Stated problem
An exact copy of all the data is required, with pictures left out.

Records from a data collection
□ □ □ □ □ □ □

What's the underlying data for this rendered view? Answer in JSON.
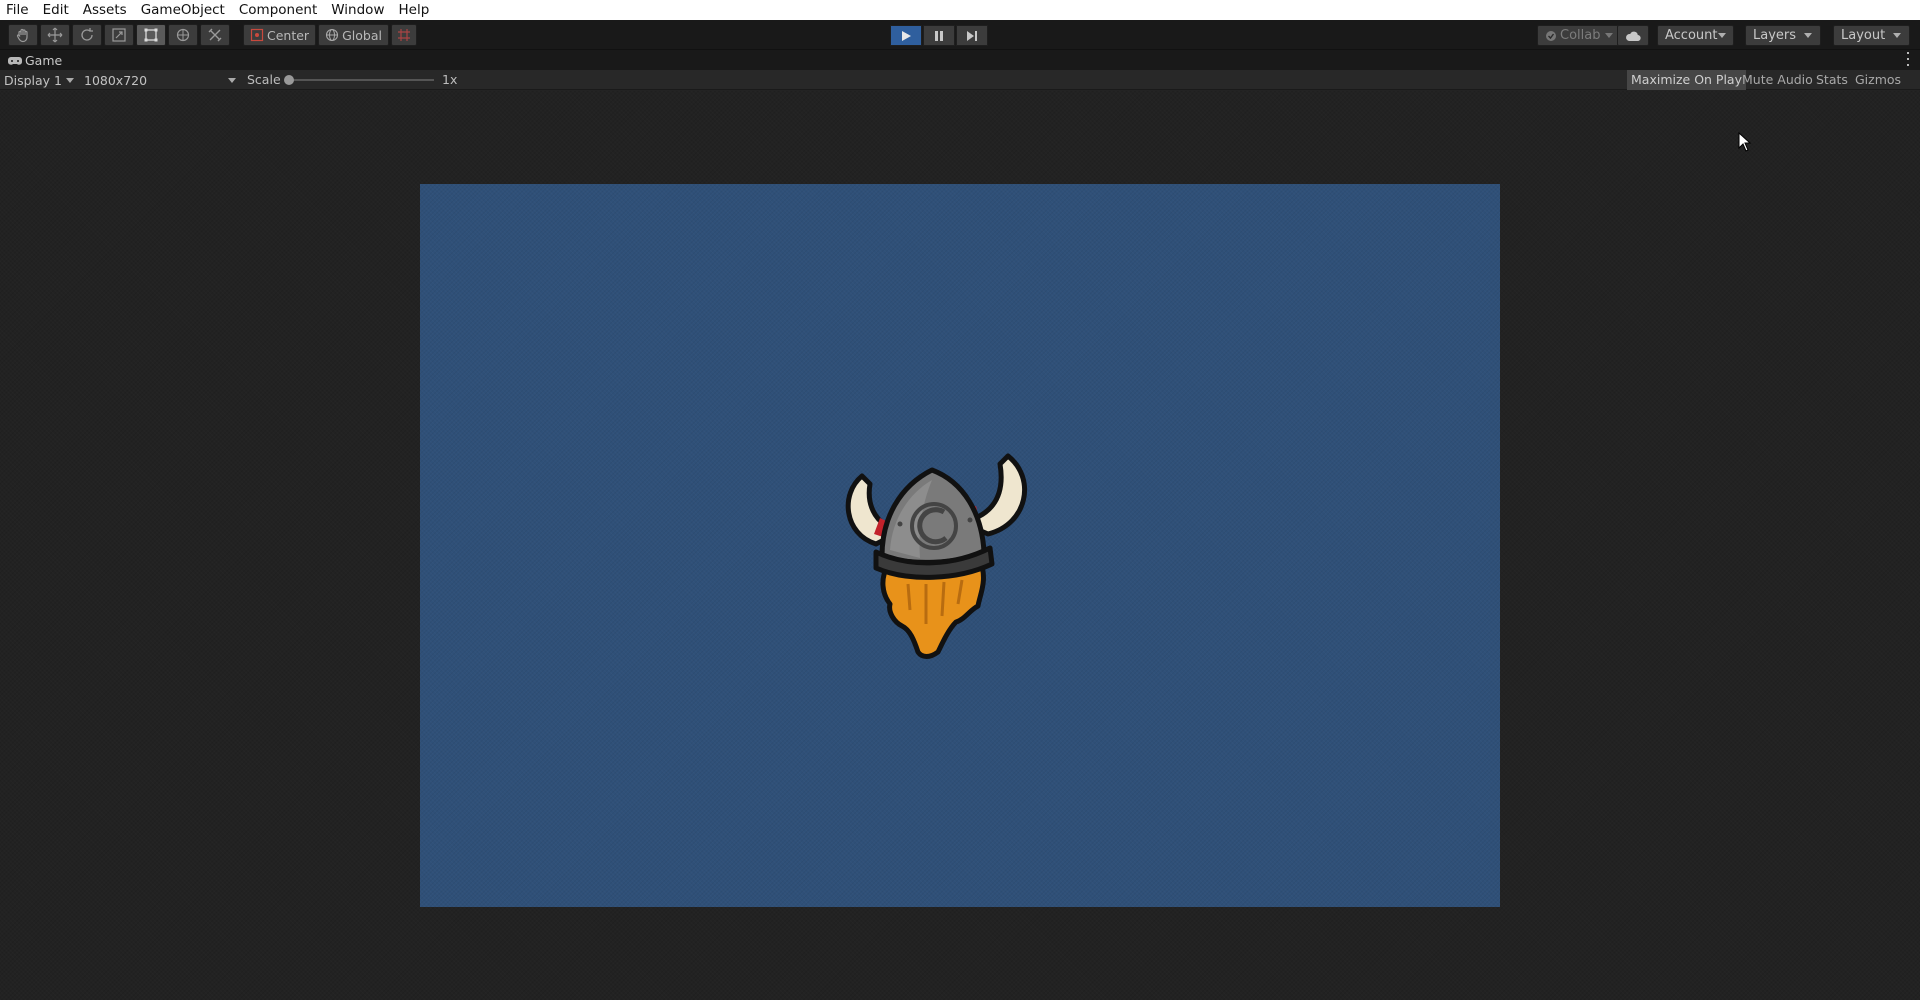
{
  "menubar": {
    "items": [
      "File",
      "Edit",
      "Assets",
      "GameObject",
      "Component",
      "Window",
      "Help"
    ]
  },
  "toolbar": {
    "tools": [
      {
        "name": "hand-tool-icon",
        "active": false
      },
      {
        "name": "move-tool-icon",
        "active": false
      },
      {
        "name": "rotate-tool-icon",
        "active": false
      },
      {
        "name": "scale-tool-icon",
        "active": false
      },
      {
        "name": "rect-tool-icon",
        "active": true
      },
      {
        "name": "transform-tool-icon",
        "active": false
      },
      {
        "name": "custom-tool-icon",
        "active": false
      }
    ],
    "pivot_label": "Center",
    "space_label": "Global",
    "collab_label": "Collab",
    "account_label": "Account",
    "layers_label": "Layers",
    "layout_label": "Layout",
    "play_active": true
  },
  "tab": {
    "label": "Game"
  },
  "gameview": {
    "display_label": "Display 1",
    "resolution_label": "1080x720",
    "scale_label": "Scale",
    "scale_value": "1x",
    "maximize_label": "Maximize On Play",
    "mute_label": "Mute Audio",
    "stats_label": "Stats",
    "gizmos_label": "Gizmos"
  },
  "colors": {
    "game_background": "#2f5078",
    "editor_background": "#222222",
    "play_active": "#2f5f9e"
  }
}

□ □ □ □ □ □ □

Solution for this problem
What's the underlying data for this rendered view? Answer in JSON.
{
  "menubar": {
    "items": [
      "File",
      "Edit",
      "Assets",
      "GameObject",
      "Component",
      "Window",
      "Help"
    ]
  },
  "toolbar": {
    "tools": [
      {
        "name": "hand-tool-icon",
        "active": false
      },
      {
        "name": "move-tool-icon",
        "active": false
      },
      {
        "name": "rotate-tool-icon",
        "active": false
      },
      {
        "name": "scale-tool-icon",
        "active": false
      },
      {
        "name": "rect-tool-icon",
        "active": true
      },
      {
        "name": "transform-tool-icon",
        "active": false
      },
      {
        "name": "custom-tool-icon",
        "active": false
      }
    ],
    "pivot_label": "Center",
    "space_label": "Global",
    "collab_label": "Collab",
    "account_label": "Account",
    "layers_label": "Layers",
    "layout_label": "Layout",
    "play_active": true
  },
  "tab": {
    "label": "Game"
  },
  "gameview": {
    "display_label": "Display 1",
    "resolution_label": "1080x720",
    "scale_label": "Scale",
    "scale_value": "1x",
    "maximize_label": "Maximize On Play",
    "mute_label": "Mute Audio",
    "stats_label": "Stats",
    "gizmos_label": "Gizmos"
  },
  "colors": {
    "game_background": "#2f5078",
    "editor_background": "#222222",
    "play_active": "#2f5f9e"
  }
}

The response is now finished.